• _SHORT EXERCISE_
Output only the lines from the line holding "Convert this document image to plain text." through the close of the records, exactly as they appear, with all pictures omitted.

• _SUPPLIED MATERIAL_
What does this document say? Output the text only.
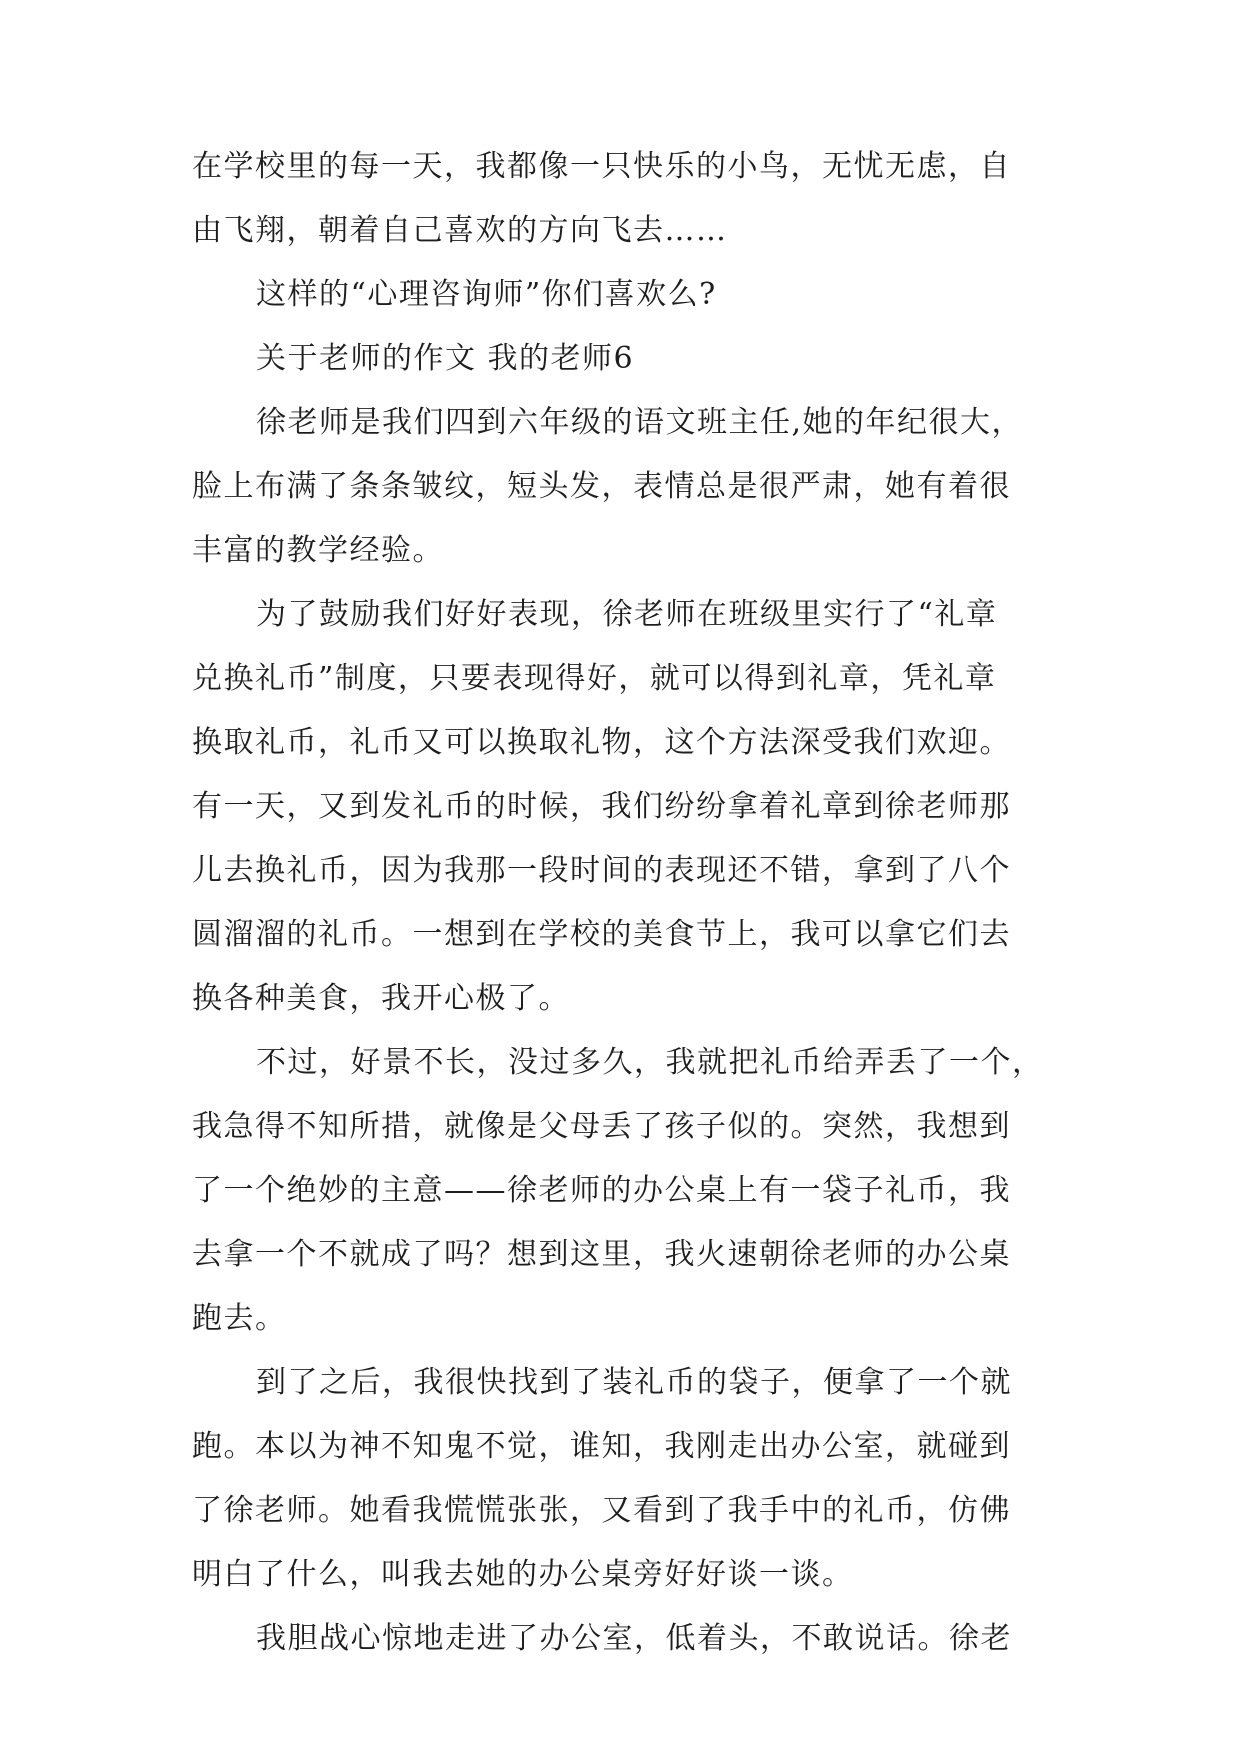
在学校里的每一天，我都像一只快乐的小鸟，无忧无虑，自

由飞翔，朝着自己喜欢的方向飞去……

这样的“心理咨询师”你们喜欢么?

关于老师的作文 我的老师6

徐老师是我们四到六年级的语文班主任,她的年纪很大，

脸上布满了条条皱纹，短头发，表情总是很严肃，她有着很

丰富的教学经验。

为了鼓励我们好好表现，徐老师在班级里实行了“礼章

兑换礼币”制度，只要表现得好，就可以得到礼章，凭礼章

换取礼币，礼币又可以换取礼物，这个方法深受我们欢迎。

有一天，又到发礼币的时候，我们纷纷拿着礼章到徐老师那

儿去换礼币，因为我那一段时间的表现还不错，拿到了八个

圆溜溜的礼币。一想到在学校的美食节上，我可以拿它们去

换各种美食，我开心极了。

不过，好景不长，没过多久，我就把礼币给弄丢了一个，

我急得不知所措，就像是父母丢了孩子似的。突然，我想到

了一个绝妙的主意——徐老师的办公桌上有一袋子礼币，我

去拿一个不就成了吗？想到这里，我火速朝徐老师的办公桌

跑去。

到了之后，我很快找到了装礼币的袋子，便拿了一个就

跑。本以为神不知鬼不觉，谁知，我刚走出办公室，就碰到

了徐老师。她看我慌慌张张，又看到了我手中的礼币，仿佛

明白了什么，叫我去她的办公桌旁好好谈一谈。

我胆战心惊地走进了办公室，低着头，不敢说话。徐老
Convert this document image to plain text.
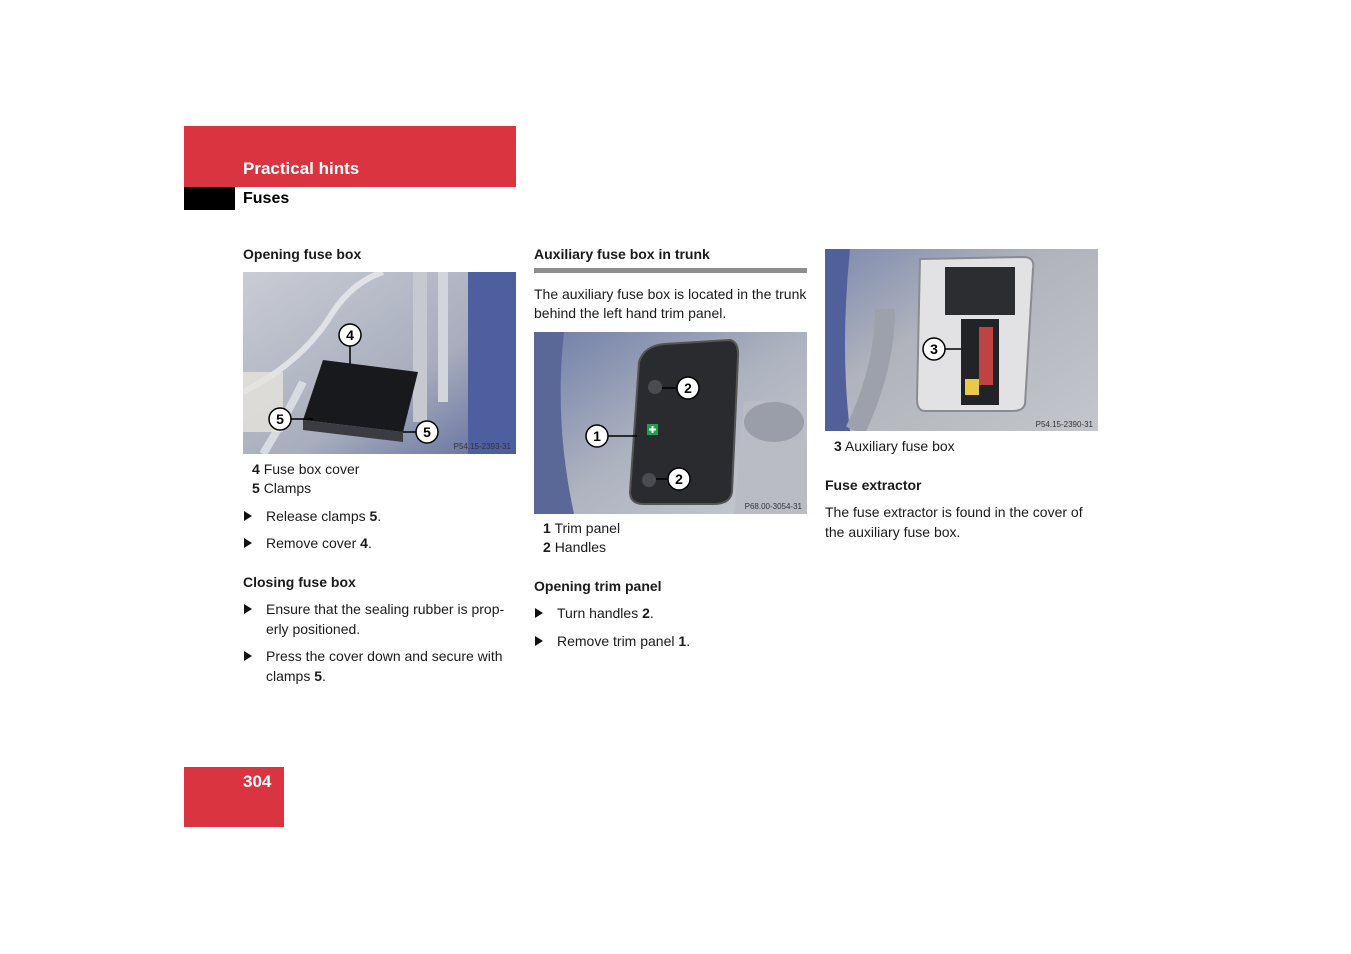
Practical hints
Fuses

Opening fuse box

4
5
5
P54.15-2393-31

4 Fuse box cover

5 Clamps

Release clamps 5.

Remove cover 4.

Closing fuse box

Ensure that the sealing rubber is prop-erly positioned.

Press the cover down and secure with clamps 5.

Auxiliary fuse box in trunk

The auxiliary fuse box is located in the trunk behind the left hand trim panel.

2
1
2
P68.00-3054-31

1 Trim panel

2 Handles

Opening trim panel

Turn handles 2.

Remove trim panel 1.

3
P54.15-2390-31

3 Auxiliary fuse box

Fuse extractor

The fuse extractor is found in the cover of the auxiliary fuse box.

304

• _EXERCISE SOLUTION_
Convert this document image to plain text.
Practical hints
Fuses

Opening fuse box

4
5
5
P54.15-2393-31

4 Fuse box cover

5 Clamps

Release clamps 5.

Remove cover 4.

Closing fuse box

Ensure that the sealing rubber is prop-erly positioned.

Press the cover down and secure with clamps 5.

Auxiliary fuse box in trunk

The auxiliary fuse box is located in the trunk behind the left hand trim panel.

2
1
2
P68.00-3054-31

1 Trim panel

2 Handles

Opening trim panel

Turn handles 2.

Remove trim panel 1.

3
P54.15-2390-31

3 Auxiliary fuse box

Fuse extractor

The fuse extractor is found in the cover of the auxiliary fuse box.

304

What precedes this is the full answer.